(Entries from a dataset)
⟨

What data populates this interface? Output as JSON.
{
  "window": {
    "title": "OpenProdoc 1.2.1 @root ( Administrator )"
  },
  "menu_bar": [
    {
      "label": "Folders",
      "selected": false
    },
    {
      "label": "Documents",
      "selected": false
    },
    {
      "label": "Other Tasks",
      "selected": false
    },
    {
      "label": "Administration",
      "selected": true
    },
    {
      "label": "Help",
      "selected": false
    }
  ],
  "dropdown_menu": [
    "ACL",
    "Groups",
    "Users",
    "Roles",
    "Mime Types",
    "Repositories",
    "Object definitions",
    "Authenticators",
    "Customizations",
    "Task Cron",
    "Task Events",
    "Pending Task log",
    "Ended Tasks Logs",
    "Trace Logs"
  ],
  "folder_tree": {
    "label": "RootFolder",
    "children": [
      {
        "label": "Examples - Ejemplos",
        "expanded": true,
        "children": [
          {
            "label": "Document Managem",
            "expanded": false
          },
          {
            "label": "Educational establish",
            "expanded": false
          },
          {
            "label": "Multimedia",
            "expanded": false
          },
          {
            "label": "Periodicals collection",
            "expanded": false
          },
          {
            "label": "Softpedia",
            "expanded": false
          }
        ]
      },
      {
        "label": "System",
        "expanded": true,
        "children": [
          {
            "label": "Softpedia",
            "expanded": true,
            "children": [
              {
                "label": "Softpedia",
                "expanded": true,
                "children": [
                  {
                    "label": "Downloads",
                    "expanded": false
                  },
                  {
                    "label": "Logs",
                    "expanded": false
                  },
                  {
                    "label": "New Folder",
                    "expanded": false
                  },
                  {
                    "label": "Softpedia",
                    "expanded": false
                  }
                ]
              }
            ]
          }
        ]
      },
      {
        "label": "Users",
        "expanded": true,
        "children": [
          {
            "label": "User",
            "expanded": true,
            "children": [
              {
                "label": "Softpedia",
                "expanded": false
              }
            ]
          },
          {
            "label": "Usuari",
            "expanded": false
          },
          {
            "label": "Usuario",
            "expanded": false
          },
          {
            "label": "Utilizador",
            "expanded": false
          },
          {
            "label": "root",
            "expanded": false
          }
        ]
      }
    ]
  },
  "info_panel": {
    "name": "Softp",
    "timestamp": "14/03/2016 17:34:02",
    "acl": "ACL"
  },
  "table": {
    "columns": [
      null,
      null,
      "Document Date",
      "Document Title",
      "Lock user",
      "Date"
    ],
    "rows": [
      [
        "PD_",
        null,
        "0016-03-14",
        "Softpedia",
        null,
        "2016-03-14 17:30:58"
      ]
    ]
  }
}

⟩

## SET TASK
Reproduce all data above, unchanged.

## WRITTEN ANSWER
What data populates this interface? Output as JSON.
{
  "window": {
    "title": "OpenProdoc 1.2.1 @root ( Administrator )"
  },
  "menu_bar": [
    {
      "label": "Folders",
      "selected": false
    },
    {
      "label": "Documents",
      "selected": false
    },
    {
      "label": "Other Tasks",
      "selected": false
    },
    {
      "label": "Administration",
      "selected": true
    },
    {
      "label": "Help",
      "selected": false
    }
  ],
  "dropdown_menu": [
    "ACL",
    "Groups",
    "Users",
    "Roles",
    "Mime Types",
    "Repositories",
    "Object definitions",
    "Authenticators",
    "Customizations",
    "Task Cron",
    "Task Events",
    "Pending Task log",
    "Ended Tasks Logs",
    "Trace Logs"
  ],
  "folder_tree": {
    "label": "RootFolder",
    "children": [
      {
        "label": "Examples - Ejemplos",
        "expanded": true,
        "children": [
          {
            "label": "Document Managem",
            "expanded": false
          },
          {
            "label": "Educational establish",
            "expanded": false
          },
          {
            "label": "Multimedia",
            "expanded": false
          },
          {
            "label": "Periodicals collection",
            "expanded": false
          },
          {
            "label": "Softpedia",
            "expanded": false
          }
        ]
      },
      {
        "label": "System",
        "expanded": true,
        "children": [
          {
            "label": "Softpedia",
            "expanded": true,
            "children": [
              {
                "label": "Softpedia",
                "expanded": true,
                "children": [
                  {
                    "label": "Downloads",
                    "expanded": false
                  },
                  {
                    "label": "Logs",
                    "expanded": false
                  },
                  {
                    "label": "New Folder",
                    "expanded": false
                  },
                  {
                    "label": "Softpedia",
                    "expanded": false
                  }
                ]
              }
            ]
          }
        ]
      },
      {
        "label": "Users",
        "expanded": true,
        "children": [
          {
            "label": "User",
            "expanded": true,
            "children": [
              {
                "label": "Softpedia",
                "expanded": false
              }
            ]
          },
          {
            "label": "Usuari",
            "expanded": false
          },
          {
            "label": "Usuario",
            "expanded": false
          },
          {
            "label": "Utilizador",
            "expanded": false
          },
          {
            "label": "root",
            "expanded": false
          }
        ]
      }
    ]
  },
  "info_panel": {
    "name": "Softp",
    "timestamp": "14/03/2016 17:34:02",
    "acl": "ACL"
  },
  "table": {
    "columns": [
      null,
      null,
      "Document Date",
      "Document Title",
      "Lock user",
      "Date"
    ],
    "rows": [
      [
        "PD_",
        null,
        "0016-03-14",
        "Softpedia",
        null,
        "2016-03-14 17:30:58"
      ]
    ]
  }
}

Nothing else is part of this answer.